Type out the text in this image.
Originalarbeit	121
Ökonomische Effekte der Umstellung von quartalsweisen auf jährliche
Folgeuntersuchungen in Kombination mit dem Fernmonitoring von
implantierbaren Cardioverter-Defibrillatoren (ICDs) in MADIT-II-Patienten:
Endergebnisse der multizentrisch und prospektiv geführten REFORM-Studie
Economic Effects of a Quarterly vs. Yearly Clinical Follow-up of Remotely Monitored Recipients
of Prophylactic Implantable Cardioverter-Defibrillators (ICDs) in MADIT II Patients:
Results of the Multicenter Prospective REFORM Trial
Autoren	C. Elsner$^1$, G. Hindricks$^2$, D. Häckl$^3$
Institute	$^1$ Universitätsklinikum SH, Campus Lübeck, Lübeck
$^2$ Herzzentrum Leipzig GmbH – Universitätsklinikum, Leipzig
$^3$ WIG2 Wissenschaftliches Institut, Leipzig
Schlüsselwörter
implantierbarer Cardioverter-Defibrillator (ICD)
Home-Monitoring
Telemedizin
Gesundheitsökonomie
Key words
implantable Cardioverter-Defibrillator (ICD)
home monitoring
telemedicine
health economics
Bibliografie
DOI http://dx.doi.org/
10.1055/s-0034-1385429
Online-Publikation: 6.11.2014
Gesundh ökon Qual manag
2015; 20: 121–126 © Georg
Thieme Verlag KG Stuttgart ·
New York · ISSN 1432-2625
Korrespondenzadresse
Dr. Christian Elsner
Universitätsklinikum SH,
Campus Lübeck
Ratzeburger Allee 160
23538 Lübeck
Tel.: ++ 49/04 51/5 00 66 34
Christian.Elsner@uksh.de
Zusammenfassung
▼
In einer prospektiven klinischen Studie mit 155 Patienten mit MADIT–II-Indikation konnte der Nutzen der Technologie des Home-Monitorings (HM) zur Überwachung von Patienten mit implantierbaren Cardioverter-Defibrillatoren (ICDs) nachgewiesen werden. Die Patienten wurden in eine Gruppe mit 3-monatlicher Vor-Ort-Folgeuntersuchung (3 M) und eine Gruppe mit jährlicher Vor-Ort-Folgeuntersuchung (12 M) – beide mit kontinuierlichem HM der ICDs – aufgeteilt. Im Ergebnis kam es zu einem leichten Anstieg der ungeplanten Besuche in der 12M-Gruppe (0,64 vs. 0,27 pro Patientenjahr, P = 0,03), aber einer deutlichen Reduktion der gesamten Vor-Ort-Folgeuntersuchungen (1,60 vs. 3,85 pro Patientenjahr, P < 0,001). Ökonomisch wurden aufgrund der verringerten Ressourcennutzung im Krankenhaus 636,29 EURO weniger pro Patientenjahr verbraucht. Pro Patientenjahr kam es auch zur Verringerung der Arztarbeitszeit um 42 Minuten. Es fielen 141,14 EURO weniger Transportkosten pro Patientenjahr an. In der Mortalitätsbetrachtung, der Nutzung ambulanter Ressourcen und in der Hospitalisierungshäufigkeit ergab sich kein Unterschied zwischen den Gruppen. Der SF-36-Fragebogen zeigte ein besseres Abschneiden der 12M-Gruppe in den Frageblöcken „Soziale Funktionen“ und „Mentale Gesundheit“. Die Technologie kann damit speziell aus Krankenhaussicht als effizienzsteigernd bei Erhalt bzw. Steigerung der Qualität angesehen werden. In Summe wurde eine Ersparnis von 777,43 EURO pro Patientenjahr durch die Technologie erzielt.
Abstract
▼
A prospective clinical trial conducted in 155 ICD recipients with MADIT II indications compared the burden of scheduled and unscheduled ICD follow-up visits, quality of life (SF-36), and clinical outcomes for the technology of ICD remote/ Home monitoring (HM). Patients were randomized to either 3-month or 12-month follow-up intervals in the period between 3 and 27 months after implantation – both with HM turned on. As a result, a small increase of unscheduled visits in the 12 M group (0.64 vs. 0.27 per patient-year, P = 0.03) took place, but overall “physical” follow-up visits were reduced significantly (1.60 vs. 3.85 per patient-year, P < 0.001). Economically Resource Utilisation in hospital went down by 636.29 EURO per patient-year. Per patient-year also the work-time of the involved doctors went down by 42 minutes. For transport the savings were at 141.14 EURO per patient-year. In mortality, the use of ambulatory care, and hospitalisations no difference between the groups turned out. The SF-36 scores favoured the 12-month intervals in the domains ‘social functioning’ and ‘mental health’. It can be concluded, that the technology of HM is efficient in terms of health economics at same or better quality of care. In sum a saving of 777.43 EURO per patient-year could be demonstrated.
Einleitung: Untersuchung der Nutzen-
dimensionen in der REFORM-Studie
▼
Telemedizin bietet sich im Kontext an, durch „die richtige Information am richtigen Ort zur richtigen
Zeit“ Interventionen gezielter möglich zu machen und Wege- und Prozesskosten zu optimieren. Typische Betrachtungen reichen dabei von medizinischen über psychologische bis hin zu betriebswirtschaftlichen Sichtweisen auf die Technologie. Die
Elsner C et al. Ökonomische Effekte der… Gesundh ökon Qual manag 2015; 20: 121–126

··········

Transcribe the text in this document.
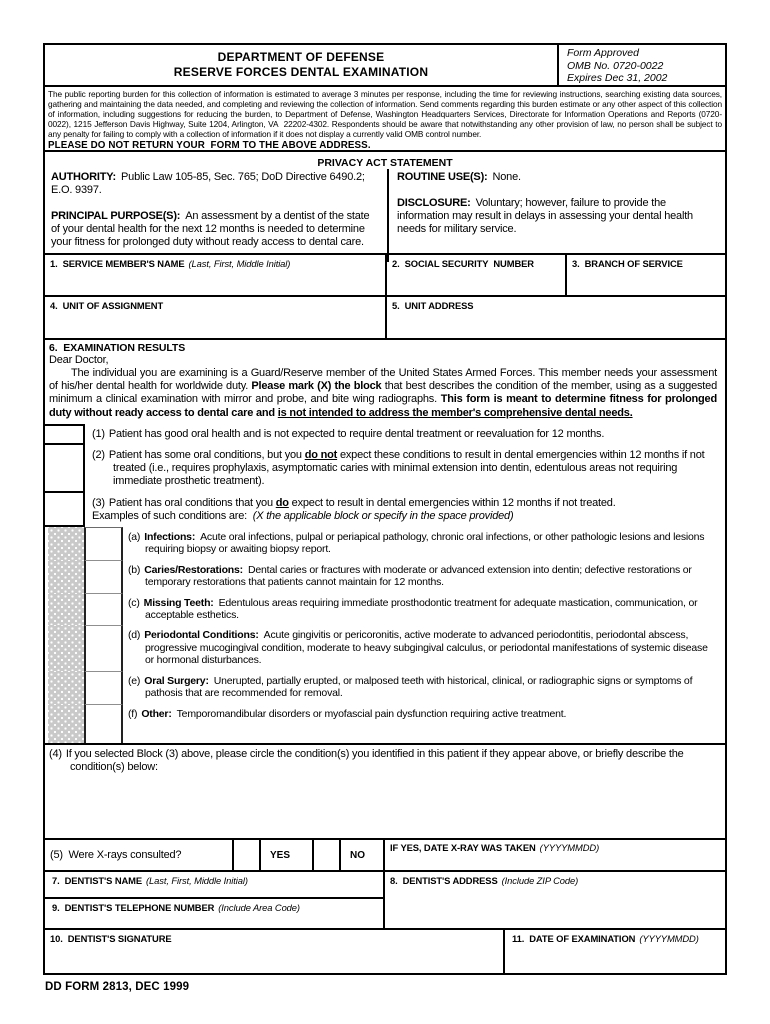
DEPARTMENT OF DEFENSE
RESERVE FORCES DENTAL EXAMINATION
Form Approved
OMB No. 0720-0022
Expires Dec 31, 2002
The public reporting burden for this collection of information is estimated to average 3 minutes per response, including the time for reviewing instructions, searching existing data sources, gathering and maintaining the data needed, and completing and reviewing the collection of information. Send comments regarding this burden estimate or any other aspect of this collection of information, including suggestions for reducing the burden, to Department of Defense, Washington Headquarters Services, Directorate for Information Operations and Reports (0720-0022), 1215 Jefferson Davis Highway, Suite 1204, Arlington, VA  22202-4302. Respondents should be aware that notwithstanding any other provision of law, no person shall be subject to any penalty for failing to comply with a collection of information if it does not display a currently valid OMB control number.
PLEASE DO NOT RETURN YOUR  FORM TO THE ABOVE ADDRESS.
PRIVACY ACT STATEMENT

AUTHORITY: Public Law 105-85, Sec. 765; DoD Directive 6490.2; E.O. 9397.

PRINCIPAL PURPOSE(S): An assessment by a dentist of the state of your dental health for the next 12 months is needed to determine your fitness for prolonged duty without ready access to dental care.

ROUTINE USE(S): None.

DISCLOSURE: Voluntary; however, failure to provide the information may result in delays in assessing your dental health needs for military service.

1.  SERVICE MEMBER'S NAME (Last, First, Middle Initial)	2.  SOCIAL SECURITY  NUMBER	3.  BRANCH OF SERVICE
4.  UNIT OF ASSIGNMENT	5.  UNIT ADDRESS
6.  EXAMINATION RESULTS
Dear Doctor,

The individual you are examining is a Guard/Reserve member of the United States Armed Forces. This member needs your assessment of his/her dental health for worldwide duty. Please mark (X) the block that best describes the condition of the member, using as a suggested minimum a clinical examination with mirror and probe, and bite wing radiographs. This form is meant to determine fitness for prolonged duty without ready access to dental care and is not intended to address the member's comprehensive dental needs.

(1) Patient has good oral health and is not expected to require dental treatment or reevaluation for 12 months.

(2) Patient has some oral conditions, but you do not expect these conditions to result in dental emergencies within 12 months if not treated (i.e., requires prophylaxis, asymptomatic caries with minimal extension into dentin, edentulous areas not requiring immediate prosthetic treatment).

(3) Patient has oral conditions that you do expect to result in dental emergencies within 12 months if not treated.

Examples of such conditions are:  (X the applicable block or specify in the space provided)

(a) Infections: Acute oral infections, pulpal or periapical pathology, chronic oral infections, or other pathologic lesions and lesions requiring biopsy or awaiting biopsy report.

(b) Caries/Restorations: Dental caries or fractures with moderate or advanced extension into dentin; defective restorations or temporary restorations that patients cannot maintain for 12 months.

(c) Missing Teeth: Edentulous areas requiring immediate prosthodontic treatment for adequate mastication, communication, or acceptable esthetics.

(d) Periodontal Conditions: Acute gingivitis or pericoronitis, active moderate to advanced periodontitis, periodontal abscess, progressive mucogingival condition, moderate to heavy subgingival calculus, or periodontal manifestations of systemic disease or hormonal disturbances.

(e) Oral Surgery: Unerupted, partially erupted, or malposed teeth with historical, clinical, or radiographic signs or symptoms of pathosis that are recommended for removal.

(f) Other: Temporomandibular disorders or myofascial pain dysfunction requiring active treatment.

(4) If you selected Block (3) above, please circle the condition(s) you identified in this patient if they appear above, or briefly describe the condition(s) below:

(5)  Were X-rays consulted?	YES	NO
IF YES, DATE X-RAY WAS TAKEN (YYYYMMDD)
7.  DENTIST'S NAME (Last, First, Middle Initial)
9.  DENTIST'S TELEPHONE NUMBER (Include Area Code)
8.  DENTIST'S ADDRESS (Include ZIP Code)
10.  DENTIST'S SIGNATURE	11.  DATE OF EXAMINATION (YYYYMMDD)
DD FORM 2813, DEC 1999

··········

### YOUR INSTRUCTIONS:
Please give the number of lines in the listing above where "Middle" appears, and nothing else.

### REPLY TO THE EXERCISE:
2